◆ **DIRECTIONS**: Search the data for the word "OneDrive". Reproduce every line where it is found.

======== DATA LINES

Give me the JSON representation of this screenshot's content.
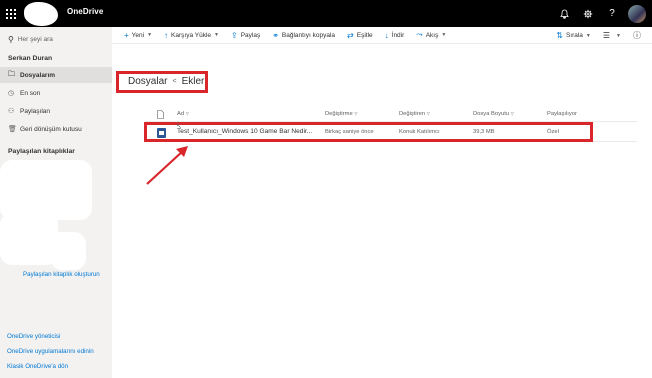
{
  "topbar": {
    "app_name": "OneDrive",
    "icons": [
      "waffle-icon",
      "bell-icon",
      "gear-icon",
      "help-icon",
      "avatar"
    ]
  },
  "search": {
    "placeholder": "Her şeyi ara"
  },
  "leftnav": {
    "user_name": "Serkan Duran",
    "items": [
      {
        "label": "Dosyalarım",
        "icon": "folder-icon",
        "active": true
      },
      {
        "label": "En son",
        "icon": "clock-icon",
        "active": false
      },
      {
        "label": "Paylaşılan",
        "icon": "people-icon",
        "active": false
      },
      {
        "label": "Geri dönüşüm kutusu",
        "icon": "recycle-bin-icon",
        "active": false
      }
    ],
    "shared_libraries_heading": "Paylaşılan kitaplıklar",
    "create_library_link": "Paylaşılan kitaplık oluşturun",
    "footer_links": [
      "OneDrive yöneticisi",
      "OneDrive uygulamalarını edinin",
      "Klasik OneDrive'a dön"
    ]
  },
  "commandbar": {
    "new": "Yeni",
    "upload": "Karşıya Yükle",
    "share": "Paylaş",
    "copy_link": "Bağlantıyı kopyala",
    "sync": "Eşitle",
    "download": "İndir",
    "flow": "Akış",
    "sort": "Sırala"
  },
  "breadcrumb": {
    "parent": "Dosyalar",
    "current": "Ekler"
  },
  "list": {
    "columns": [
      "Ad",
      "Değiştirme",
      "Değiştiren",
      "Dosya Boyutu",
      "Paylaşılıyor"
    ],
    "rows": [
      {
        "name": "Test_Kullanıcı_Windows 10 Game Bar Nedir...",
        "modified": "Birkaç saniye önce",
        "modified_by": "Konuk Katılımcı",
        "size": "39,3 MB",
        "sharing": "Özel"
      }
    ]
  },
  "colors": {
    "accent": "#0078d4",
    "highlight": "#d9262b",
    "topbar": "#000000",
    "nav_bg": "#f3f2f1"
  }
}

================
======== DATA LINES

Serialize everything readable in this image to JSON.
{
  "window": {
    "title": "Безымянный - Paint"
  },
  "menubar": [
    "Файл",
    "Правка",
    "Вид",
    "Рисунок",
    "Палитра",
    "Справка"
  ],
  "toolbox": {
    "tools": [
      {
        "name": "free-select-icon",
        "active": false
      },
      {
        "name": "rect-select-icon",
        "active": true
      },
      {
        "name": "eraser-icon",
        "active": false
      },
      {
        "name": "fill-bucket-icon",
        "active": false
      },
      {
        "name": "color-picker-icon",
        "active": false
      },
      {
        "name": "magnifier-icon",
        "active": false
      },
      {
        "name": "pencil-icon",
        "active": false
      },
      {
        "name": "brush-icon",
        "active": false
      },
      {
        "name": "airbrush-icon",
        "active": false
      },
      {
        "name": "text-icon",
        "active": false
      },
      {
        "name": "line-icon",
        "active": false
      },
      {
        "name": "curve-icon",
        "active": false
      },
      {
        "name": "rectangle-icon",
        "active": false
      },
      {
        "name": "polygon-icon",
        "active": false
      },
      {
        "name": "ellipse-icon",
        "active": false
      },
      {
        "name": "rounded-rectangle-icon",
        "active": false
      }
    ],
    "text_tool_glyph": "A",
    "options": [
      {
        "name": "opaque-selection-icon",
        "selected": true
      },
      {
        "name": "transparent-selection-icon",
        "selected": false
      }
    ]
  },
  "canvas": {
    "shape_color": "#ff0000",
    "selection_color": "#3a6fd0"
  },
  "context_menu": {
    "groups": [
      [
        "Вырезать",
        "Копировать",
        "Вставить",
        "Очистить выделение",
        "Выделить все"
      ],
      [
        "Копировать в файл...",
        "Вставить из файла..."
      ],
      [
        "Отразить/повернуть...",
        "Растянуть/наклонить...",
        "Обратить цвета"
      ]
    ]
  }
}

================

◆ **SOLUTION FOR THIS PROBLEM**:
    "app_name": "OneDrive",
      "OneDrive yöneticisi",
      "OneDrive uygulamalarını edinin",
      "Klasik OneDrive'a dön"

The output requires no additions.